## Begin

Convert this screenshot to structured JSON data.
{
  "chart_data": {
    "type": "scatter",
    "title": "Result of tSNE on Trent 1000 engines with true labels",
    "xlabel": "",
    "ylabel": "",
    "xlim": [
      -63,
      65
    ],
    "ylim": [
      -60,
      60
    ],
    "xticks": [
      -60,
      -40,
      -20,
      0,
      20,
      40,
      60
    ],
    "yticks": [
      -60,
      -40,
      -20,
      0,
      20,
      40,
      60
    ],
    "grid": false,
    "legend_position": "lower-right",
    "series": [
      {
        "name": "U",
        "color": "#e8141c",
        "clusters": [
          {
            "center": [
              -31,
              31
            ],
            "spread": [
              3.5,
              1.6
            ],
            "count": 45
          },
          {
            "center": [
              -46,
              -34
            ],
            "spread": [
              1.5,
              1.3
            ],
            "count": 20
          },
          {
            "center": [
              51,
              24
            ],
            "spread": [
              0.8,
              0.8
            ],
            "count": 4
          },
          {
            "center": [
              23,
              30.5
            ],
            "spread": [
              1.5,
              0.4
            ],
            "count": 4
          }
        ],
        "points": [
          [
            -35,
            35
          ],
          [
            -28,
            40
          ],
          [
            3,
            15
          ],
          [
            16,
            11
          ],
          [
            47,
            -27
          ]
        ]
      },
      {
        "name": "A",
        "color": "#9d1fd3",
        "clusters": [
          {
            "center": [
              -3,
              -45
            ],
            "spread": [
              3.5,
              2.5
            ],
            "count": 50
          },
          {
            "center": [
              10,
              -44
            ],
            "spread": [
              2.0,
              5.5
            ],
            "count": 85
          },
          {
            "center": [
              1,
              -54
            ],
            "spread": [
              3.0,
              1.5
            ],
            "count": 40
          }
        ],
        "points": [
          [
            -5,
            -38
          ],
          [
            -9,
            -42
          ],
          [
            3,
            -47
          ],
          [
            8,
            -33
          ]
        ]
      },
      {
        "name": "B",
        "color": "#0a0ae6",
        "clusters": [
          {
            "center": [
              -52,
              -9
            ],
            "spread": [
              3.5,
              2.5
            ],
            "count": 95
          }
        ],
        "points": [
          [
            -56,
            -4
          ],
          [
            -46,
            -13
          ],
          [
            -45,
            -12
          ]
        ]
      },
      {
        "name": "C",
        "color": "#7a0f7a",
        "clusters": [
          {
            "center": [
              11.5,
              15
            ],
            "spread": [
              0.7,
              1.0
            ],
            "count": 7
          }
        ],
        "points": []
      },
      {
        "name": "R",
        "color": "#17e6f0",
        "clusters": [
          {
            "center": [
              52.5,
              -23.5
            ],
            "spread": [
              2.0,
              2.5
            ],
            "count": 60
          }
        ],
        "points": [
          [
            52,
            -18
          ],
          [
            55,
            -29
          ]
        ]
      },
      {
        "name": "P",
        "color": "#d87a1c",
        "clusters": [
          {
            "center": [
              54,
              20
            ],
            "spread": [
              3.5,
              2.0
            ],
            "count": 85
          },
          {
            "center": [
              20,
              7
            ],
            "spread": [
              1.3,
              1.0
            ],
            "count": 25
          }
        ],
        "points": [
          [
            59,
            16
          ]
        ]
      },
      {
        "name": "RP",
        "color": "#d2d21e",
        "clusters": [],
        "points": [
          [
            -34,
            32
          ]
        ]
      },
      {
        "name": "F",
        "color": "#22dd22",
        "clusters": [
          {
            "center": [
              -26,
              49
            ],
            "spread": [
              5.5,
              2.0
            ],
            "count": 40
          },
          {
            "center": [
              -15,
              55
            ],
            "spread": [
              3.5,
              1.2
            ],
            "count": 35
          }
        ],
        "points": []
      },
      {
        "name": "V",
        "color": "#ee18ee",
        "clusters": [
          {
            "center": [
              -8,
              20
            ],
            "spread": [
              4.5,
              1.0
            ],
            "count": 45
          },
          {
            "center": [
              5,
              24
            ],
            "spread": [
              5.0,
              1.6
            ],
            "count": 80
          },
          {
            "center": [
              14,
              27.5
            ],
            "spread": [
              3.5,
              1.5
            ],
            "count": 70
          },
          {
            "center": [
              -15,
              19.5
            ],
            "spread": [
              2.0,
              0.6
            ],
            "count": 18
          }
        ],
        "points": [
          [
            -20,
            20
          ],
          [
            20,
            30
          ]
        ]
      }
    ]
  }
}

## End

The request: All of the records must be retyped exactly as they are.

Solution to the exercise:
Convert this screenshot to structured JSON data.
{
  "chart_data": {
    "type": "scatter",
    "title": "Result of tSNE on Trent 1000 engines with true labels",
    "xlabel": "",
    "ylabel": "",
    "xlim": [
      -63,
      65
    ],
    "ylim": [
      -60,
      60
    ],
    "xticks": [
      -60,
      -40,
      -20,
      0,
      20,
      40,
      60
    ],
    "yticks": [
      -60,
      -40,
      -20,
      0,
      20,
      40,
      60
    ],
    "grid": false,
    "legend_position": "lower-right",
    "series": [
      {
        "name": "U",
        "color": "#e8141c",
        "clusters": [
          {
            "center": [
              -31,
              31
            ],
            "spread": [
              3.5,
              1.6
            ],
            "count": 45
          },
          {
            "center": [
              -46,
              -34
            ],
            "spread": [
              1.5,
              1.3
            ],
            "count": 20
          },
          {
            "center": [
              51,
              24
            ],
            "spread": [
              0.8,
              0.8
            ],
            "count": 4
          },
          {
            "center": [
              23,
              30.5
            ],
            "spread": [
              1.5,
              0.4
            ],
            "count": 4
          }
        ],
        "points": [
          [
            -35,
            35
          ],
          [
            -28,
            40
          ],
          [
            3,
            15
          ],
          [
            16,
            11
          ],
          [
            47,
            -27
          ]
        ]
      },
      {
        "name": "A",
        "color": "#9d1fd3",
        "clusters": [
          {
            "center": [
              -3,
              -45
            ],
            "spread": [
              3.5,
              2.5
            ],
            "count": 50
          },
          {
            "center": [
              10,
              -44
            ],
            "spread": [
              2.0,
              5.5
            ],
            "count": 85
          },
          {
            "center": [
              1,
              -54
            ],
            "spread": [
              3.0,
              1.5
            ],
            "count": 40
          }
        ],
        "points": [
          [
            -5,
            -38
          ],
          [
            -9,
            -42
          ],
          [
            3,
            -47
          ],
          [
            8,
            -33
          ]
        ]
      },
      {
        "name": "B",
        "color": "#0a0ae6",
        "clusters": [
          {
            "center": [
              -52,
              -9
            ],
            "spread": [
              3.5,
              2.5
            ],
            "count": 95
          }
        ],
        "points": [
          [
            -56,
            -4
          ],
          [
            -46,
            -13
          ],
          [
            -45,
            -12
          ]
        ]
      },
      {
        "name": "C",
        "color": "#7a0f7a",
        "clusters": [
          {
            "center": [
              11.5,
              15
            ],
            "spread": [
              0.7,
              1.0
            ],
            "count": 7
          }
        ],
        "points": []
      },
      {
        "name": "R",
        "color": "#17e6f0",
        "clusters": [
          {
            "center": [
              52.5,
              -23.5
            ],
            "spread": [
              2.0,
              2.5
            ],
            "count": 60
          }
        ],
        "points": [
          [
            52,
            -18
          ],
          [
            55,
            -29
          ]
        ]
      },
      {
        "name": "P",
        "color": "#d87a1c",
        "clusters": [
          {
            "center": [
              54,
              20
            ],
            "spread": [
              3.5,
              2.0
            ],
            "count": 85
          },
          {
            "center": [
              20,
              7
            ],
            "spread": [
              1.3,
              1.0
            ],
            "count": 25
          }
        ],
        "points": [
          [
            59,
            16
          ]
        ]
      },
      {
        "name": "RP",
        "color": "#d2d21e",
        "clusters": [],
        "points": [
          [
            -34,
            32
          ]
        ]
      },
      {
        "name": "F",
        "color": "#22dd22",
        "clusters": [
          {
            "center": [
              -26,
              49
            ],
            "spread": [
              5.5,
              2.0
            ],
            "count": 40
          },
          {
            "center": [
              -15,
              55
            ],
            "spread": [
              3.5,
              1.2
            ],
            "count": 35
          }
        ],
        "points": []
      },
      {
        "name": "V",
        "color": "#ee18ee",
        "clusters": [
          {
            "center": [
              -8,
              20
            ],
            "spread": [
              4.5,
              1.0
            ],
            "count": 45
          },
          {
            "center": [
              5,
              24
            ],
            "spread": [
              5.0,
              1.6
            ],
            "count": 80
          },
          {
            "center": [
              14,
              27.5
            ],
            "spread": [
              3.5,
              1.5
            ],
            "count": 70
          },
          {
            "center": [
              -15,
              19.5
            ],
            "spread": [
              2.0,
              0.6
            ],
            "count": 18
          }
        ],
        "points": [
          [
            -20,
            20
          ],
          [
            20,
            30
          ]
        ]
      }
    ]
  }
}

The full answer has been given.